Task to carry out
Throughout the entries below, report every line where "subtitle" is found.

Extracted records

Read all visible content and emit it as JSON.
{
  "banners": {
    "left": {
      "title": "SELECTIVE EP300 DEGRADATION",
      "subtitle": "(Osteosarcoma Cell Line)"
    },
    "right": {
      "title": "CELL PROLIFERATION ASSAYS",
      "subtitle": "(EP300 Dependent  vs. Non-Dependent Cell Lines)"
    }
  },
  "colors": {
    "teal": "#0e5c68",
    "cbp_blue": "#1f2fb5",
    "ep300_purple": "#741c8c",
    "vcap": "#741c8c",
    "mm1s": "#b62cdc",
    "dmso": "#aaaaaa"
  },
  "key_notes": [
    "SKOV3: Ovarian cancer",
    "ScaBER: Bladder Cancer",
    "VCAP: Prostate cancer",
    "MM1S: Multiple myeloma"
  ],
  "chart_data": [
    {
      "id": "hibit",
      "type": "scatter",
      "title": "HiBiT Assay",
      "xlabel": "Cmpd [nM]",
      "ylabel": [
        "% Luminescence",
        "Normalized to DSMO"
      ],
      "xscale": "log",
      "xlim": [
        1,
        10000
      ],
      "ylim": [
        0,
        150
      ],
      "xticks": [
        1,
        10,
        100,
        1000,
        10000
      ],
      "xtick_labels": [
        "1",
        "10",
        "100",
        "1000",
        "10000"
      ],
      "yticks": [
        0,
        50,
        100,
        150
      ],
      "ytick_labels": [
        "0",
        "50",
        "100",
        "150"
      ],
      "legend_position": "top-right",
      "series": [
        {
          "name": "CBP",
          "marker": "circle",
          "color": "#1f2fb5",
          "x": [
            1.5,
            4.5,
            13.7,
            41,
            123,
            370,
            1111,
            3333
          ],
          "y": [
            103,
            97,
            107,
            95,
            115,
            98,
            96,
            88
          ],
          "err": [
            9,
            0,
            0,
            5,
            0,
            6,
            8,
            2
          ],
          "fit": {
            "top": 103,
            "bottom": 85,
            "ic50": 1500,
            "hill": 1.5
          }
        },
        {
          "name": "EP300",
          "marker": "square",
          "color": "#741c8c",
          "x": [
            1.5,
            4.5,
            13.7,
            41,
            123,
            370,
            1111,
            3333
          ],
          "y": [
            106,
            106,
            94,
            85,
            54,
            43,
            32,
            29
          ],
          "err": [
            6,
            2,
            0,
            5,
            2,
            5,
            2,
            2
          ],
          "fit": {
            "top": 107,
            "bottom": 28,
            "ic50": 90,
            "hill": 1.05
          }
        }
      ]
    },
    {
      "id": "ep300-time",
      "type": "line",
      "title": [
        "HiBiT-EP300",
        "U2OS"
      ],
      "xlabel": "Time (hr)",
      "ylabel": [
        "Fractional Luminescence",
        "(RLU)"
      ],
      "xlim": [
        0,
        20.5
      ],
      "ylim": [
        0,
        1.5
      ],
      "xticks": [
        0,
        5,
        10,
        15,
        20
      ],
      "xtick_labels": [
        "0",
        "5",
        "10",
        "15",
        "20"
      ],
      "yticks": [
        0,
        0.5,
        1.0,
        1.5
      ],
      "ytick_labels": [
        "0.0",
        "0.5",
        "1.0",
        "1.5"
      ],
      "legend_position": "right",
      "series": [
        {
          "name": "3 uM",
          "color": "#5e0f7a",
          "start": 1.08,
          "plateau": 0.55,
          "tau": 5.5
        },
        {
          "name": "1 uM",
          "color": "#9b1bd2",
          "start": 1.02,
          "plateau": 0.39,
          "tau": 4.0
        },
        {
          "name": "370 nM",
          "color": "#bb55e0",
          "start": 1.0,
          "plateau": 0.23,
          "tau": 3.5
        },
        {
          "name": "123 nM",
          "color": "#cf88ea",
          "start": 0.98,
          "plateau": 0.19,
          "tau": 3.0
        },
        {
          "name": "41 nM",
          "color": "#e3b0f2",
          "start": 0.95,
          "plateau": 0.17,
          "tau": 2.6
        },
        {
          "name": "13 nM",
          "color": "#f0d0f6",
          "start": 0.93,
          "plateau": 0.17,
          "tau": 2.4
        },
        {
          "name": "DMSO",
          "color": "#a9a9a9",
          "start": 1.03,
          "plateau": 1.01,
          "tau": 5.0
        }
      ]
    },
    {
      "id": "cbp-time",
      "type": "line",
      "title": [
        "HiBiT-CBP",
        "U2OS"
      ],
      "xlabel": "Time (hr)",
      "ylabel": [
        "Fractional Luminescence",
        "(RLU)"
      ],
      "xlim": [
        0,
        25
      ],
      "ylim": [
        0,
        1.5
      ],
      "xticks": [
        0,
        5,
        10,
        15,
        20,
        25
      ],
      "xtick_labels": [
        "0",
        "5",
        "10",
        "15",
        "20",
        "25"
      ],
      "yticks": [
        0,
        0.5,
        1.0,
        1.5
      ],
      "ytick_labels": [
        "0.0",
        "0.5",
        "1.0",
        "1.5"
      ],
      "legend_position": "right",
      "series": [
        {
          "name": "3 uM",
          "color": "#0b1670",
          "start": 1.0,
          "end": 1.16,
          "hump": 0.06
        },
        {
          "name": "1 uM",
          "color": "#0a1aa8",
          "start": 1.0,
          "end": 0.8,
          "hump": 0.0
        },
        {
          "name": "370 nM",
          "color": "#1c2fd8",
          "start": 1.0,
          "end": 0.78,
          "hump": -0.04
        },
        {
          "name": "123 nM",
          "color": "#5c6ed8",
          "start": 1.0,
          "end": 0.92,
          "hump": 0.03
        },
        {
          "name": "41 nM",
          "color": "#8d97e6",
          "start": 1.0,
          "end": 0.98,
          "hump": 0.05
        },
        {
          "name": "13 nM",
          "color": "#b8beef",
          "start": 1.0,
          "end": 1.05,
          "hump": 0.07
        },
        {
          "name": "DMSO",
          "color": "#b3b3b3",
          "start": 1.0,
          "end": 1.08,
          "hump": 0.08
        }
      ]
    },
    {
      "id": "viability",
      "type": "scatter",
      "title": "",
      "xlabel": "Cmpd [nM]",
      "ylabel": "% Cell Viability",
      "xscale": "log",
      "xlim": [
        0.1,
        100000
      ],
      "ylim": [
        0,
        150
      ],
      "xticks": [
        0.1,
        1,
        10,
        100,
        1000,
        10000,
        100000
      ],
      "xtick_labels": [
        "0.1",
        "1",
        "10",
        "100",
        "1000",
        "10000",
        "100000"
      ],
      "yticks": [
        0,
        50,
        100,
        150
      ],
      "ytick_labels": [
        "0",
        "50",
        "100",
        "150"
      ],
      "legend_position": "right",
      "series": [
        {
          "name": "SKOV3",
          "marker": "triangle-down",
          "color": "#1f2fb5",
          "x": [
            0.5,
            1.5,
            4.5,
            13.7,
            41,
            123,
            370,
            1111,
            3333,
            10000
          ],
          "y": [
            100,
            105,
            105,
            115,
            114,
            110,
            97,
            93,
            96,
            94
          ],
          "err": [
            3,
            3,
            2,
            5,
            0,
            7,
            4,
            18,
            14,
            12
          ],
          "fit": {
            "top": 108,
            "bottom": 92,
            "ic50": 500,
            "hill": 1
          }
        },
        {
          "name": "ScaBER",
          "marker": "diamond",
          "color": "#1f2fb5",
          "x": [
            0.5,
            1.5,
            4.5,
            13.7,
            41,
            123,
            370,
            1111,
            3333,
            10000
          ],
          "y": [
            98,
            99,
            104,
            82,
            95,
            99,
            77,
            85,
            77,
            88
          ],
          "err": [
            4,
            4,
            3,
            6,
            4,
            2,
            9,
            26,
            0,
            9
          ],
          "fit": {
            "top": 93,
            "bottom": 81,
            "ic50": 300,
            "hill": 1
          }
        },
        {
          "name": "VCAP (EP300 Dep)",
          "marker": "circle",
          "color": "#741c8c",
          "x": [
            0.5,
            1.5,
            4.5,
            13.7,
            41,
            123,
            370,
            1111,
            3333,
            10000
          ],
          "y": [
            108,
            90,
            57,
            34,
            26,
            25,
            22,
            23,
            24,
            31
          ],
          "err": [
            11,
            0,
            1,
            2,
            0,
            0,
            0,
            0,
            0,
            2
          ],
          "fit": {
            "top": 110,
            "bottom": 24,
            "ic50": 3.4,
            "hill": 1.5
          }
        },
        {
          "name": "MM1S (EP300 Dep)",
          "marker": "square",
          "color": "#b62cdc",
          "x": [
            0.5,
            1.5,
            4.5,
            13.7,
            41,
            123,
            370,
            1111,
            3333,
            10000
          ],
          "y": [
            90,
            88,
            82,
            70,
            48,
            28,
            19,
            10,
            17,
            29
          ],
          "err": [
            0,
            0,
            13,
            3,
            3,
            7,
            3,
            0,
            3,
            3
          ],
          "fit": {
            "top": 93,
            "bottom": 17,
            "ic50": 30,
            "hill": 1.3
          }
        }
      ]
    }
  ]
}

Response area
      "subtitle": "(Osteosarcoma Cell Line)"
      "subtitle": "(EP300 Dependent  vs. Non-Dependent Cell Lines)"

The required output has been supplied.